> **TO DO**
Copy out each line below that has the word "upper" in it.
··· DATASET ENTRIES
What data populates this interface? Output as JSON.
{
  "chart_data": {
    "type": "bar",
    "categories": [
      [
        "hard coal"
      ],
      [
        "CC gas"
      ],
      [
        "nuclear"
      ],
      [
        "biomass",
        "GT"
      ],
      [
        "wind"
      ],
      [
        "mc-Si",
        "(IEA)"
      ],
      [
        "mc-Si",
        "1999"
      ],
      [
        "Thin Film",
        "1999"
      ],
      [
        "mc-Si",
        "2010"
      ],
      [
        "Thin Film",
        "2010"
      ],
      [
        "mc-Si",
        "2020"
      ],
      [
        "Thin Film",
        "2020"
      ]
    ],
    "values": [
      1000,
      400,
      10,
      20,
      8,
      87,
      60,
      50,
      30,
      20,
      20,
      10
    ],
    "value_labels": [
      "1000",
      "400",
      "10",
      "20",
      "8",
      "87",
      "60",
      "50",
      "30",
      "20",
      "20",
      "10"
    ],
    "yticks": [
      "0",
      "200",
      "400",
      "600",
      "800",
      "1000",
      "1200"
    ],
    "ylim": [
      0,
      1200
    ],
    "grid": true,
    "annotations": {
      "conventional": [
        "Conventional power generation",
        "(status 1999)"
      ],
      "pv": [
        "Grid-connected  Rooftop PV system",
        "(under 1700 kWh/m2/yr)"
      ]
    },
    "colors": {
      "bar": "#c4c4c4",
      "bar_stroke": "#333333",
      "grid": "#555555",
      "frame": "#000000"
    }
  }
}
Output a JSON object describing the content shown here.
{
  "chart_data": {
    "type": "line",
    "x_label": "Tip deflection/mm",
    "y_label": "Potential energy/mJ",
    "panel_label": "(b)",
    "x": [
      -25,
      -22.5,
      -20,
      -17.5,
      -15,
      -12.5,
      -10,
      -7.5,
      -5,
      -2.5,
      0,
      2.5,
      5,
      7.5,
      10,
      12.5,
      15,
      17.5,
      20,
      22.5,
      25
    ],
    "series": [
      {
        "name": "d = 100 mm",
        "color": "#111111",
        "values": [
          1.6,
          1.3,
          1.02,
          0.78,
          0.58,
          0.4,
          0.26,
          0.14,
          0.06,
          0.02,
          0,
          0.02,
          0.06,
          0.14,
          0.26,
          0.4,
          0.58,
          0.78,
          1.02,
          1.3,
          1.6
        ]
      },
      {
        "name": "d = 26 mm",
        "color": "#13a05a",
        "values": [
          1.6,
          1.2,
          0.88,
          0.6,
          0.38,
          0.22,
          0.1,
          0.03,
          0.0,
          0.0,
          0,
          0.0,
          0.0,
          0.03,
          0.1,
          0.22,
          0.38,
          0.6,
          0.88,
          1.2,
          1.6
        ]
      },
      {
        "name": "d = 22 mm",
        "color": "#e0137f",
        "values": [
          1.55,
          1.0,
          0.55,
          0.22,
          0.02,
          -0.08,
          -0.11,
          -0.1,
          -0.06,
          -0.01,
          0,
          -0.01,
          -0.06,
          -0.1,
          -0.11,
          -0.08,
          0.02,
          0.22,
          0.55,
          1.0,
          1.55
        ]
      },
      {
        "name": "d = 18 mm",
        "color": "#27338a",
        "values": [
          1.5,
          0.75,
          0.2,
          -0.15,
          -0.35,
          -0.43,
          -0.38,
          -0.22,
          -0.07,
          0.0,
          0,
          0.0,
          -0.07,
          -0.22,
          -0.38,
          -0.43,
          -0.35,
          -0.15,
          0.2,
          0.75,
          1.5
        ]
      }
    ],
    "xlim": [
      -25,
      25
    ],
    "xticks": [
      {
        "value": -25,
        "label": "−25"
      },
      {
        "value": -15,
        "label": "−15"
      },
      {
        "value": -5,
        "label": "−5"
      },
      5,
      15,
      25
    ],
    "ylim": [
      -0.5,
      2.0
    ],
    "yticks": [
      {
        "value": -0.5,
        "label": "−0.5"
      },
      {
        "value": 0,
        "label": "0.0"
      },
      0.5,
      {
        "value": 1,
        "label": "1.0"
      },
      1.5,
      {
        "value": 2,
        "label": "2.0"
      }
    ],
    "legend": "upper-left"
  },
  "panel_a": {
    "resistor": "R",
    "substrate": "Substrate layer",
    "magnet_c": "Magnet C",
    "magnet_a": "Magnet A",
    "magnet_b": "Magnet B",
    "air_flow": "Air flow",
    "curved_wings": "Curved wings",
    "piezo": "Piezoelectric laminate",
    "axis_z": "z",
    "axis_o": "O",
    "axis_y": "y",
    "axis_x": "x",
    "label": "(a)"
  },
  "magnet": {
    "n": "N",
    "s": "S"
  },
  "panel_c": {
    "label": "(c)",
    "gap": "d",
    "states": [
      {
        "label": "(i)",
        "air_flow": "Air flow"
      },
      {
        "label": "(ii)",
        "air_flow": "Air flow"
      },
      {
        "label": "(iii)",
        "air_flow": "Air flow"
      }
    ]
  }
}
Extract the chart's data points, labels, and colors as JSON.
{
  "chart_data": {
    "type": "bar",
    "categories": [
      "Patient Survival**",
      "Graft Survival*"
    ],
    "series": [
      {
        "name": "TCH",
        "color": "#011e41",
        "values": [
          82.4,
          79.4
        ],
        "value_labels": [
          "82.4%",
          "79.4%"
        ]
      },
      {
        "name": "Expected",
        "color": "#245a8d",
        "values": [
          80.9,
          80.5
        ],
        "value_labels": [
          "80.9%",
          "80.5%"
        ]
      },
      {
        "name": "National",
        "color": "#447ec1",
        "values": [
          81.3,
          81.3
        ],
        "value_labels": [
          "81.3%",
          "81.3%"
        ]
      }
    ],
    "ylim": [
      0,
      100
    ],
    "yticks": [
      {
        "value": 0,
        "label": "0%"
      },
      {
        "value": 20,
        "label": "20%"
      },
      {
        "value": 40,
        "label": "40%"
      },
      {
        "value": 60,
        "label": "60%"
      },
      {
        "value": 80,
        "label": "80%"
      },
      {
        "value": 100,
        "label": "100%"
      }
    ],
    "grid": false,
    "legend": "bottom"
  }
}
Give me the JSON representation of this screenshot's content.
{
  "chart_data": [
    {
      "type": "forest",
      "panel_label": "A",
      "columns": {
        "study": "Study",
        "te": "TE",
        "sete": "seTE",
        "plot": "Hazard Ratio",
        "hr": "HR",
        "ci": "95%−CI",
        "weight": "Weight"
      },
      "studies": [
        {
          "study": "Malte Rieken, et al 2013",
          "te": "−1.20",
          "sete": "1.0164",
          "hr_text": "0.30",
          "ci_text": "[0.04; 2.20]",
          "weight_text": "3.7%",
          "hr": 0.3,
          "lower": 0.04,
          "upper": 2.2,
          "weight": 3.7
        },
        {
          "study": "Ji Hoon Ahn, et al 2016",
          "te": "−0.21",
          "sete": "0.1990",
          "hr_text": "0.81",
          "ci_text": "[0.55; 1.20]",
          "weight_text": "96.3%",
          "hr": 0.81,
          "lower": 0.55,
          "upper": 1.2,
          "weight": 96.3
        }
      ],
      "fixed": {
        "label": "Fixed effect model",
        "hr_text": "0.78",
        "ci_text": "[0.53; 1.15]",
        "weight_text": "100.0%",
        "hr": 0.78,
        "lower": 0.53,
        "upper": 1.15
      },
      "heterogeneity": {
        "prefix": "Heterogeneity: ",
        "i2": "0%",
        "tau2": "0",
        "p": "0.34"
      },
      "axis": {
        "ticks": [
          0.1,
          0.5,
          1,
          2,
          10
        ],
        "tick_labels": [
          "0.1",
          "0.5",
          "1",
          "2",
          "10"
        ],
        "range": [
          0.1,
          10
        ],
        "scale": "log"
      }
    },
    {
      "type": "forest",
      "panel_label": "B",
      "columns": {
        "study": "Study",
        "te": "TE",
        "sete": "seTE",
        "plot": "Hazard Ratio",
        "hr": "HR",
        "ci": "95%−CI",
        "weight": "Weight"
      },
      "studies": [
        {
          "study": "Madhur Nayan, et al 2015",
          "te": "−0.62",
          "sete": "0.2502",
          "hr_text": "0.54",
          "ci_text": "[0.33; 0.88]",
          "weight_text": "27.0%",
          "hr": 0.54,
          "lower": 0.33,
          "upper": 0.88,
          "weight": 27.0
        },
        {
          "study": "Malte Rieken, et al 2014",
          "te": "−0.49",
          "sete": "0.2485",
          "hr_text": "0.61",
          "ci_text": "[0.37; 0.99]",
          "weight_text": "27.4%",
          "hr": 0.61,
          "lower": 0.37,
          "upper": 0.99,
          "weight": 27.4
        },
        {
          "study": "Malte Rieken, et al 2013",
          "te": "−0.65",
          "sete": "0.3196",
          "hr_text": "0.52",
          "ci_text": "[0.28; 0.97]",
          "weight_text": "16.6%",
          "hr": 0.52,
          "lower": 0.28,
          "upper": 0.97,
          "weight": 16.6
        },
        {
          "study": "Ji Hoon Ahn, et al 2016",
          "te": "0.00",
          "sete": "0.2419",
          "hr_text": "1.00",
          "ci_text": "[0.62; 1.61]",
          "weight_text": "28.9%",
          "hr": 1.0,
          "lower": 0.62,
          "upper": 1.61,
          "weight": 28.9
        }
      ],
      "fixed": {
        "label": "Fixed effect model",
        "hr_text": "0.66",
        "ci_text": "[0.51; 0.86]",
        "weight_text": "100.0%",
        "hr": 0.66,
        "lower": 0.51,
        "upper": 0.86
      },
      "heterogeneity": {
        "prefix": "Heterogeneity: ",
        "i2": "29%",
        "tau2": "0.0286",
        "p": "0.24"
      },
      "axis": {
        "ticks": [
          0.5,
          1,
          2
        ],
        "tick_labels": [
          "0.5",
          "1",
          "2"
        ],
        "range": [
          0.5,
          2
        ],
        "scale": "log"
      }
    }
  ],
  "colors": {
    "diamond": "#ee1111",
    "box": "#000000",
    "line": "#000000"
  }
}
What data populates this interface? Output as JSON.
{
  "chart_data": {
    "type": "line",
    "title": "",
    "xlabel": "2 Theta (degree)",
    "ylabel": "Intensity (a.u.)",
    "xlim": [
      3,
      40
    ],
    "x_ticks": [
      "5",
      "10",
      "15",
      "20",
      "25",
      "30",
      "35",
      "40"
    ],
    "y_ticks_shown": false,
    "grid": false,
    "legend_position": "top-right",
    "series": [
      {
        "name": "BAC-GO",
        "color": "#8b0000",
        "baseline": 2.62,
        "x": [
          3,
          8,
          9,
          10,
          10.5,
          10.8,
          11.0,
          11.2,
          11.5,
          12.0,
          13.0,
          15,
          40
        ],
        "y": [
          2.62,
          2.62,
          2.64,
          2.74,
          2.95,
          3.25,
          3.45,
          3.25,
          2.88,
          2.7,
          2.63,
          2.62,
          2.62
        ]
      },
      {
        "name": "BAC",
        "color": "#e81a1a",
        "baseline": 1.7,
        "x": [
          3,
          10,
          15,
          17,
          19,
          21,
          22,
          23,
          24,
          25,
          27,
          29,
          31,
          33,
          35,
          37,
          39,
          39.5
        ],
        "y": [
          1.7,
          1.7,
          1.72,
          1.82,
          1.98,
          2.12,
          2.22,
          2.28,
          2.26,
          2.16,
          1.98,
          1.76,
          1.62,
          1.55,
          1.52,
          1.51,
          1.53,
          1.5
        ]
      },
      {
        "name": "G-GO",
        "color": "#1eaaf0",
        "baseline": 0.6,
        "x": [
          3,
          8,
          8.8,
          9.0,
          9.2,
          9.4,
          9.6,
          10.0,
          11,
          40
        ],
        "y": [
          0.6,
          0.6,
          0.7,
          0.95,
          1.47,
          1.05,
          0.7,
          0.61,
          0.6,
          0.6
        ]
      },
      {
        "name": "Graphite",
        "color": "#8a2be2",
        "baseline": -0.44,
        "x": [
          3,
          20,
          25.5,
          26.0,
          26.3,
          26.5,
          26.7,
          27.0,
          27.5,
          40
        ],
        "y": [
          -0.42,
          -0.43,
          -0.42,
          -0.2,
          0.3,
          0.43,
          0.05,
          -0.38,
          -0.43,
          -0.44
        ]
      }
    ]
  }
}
······
> **TASK RESULT**
    "legend": "upper-left"
          "upper": 2.2,
          "upper": 1.2,
        "upper": 1.15
          "upper": 0.88,
          "upper": 0.99,
          "upper": 0.97,
          "upper": 1.61,
        "upper": 0.86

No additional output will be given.